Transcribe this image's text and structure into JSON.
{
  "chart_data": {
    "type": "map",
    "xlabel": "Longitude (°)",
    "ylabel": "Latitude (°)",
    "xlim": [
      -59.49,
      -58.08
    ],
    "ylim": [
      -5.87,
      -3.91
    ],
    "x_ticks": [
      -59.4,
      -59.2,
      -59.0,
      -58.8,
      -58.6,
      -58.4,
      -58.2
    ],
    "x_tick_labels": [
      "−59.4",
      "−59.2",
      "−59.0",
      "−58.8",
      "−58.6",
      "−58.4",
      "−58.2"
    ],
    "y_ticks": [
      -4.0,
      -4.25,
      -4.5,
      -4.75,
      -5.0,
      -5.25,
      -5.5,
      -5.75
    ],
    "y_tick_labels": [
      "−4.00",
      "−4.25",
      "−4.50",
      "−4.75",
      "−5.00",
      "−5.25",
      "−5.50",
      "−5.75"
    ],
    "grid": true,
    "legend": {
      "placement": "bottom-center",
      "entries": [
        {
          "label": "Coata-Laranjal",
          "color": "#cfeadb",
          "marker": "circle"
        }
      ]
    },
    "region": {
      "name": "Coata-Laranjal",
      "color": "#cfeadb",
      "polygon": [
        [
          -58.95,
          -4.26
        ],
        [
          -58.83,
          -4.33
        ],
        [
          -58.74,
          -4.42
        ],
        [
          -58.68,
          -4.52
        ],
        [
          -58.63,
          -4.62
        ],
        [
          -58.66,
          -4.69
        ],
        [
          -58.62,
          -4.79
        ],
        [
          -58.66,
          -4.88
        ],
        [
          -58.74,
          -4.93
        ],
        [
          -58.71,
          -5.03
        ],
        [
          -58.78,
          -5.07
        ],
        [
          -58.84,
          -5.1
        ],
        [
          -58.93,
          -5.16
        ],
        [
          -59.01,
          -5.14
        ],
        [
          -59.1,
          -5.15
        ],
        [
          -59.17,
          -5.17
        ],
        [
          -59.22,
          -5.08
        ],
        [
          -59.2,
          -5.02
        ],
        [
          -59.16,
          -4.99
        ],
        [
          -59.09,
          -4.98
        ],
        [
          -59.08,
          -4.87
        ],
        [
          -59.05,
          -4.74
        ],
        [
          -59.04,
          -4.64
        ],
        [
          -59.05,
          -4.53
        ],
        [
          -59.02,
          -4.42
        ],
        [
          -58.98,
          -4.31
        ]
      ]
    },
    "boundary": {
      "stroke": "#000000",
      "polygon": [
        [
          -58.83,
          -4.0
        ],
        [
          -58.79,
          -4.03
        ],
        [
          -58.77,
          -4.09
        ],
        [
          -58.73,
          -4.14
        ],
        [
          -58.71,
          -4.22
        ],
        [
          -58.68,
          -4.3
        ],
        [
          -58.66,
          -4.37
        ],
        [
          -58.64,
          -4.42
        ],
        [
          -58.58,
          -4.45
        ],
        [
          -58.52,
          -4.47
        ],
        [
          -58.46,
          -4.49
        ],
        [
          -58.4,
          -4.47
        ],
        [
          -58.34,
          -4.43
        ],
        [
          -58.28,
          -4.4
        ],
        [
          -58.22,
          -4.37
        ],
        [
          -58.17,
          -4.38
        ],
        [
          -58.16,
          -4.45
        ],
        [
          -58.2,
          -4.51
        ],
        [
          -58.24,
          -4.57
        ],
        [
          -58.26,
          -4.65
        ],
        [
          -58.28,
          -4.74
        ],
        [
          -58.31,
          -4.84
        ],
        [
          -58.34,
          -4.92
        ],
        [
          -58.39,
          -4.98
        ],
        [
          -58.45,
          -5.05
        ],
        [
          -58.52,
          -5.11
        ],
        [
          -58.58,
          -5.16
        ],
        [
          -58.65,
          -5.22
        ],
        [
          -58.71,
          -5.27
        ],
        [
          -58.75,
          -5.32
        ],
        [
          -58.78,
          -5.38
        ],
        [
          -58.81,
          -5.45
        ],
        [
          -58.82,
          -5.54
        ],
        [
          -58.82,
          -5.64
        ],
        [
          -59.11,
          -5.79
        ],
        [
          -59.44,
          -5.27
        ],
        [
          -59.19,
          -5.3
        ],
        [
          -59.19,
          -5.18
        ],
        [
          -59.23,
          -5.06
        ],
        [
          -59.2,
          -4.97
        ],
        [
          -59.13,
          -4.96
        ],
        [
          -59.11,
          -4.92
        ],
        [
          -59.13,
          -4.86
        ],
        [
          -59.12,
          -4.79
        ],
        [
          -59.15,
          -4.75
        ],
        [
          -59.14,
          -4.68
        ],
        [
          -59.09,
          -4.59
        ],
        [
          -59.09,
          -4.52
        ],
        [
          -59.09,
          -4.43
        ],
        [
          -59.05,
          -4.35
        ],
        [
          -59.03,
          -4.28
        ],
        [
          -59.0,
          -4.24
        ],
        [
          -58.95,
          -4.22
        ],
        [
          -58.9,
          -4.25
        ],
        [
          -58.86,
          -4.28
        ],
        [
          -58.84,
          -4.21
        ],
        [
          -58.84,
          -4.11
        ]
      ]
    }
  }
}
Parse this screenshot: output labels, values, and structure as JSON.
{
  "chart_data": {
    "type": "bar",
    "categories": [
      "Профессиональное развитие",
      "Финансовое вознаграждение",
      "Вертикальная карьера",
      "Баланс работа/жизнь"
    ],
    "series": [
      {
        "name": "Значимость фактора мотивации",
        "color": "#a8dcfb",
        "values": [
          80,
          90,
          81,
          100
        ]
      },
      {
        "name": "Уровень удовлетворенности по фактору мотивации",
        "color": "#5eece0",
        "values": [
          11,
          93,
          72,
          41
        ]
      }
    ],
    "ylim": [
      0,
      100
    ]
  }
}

Your goal: Collect the lines of the data that carry the word "color".

Response to this exercise:
          "color": "#cfeadb",
      "color": "#cfeadb",
        "color": "#a8dcfb",
        "color": "#5eece0",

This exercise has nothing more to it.